WHAT NEEDS TO BE DONE: From the entries below, work out the number of lines that hold the word "случае", and give that number alone.

--- START PROVIDED ENTRIES ---

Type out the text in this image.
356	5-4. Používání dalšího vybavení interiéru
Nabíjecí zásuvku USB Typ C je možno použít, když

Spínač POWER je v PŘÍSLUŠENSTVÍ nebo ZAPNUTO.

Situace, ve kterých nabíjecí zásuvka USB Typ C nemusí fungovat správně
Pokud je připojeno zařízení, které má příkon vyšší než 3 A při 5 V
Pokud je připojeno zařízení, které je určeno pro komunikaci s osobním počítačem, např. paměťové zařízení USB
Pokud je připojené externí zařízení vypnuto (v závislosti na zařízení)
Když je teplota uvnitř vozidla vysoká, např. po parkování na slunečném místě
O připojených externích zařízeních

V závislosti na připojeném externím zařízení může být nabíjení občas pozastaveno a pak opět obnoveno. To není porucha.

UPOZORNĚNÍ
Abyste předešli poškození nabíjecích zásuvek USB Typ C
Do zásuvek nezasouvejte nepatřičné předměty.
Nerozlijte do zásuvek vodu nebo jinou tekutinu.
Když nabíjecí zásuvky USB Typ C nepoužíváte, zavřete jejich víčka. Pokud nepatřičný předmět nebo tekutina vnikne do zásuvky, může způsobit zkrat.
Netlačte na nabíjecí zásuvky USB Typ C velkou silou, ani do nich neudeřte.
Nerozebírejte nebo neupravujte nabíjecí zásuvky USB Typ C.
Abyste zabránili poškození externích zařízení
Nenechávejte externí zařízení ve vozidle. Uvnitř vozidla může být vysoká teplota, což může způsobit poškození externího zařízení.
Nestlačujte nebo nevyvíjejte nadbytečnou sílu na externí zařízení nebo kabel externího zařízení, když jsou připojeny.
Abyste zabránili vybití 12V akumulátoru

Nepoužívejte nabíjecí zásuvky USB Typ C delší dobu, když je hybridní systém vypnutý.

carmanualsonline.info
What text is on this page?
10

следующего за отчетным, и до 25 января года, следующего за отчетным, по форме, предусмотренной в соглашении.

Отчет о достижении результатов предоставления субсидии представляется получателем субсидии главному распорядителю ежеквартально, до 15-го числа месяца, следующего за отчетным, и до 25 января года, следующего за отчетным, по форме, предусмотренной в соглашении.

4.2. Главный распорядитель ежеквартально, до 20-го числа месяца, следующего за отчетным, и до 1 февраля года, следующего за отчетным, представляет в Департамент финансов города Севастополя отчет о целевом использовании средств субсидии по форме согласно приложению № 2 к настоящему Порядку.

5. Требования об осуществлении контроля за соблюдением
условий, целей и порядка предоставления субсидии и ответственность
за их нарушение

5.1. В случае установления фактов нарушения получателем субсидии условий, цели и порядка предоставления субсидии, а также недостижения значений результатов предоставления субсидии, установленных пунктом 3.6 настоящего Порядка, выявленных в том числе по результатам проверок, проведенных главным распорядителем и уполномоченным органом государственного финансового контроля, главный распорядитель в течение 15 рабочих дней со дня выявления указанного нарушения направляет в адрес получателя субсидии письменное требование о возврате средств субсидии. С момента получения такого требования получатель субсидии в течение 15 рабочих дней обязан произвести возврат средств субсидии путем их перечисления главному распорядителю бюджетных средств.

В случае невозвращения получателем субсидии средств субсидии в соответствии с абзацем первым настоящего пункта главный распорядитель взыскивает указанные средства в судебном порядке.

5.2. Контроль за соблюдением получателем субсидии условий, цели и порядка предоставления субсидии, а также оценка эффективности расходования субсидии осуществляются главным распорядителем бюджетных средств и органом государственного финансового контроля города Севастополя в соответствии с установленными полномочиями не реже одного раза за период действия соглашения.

--- END PROVIDED ENTRIES ---

FINAL RESULT: 2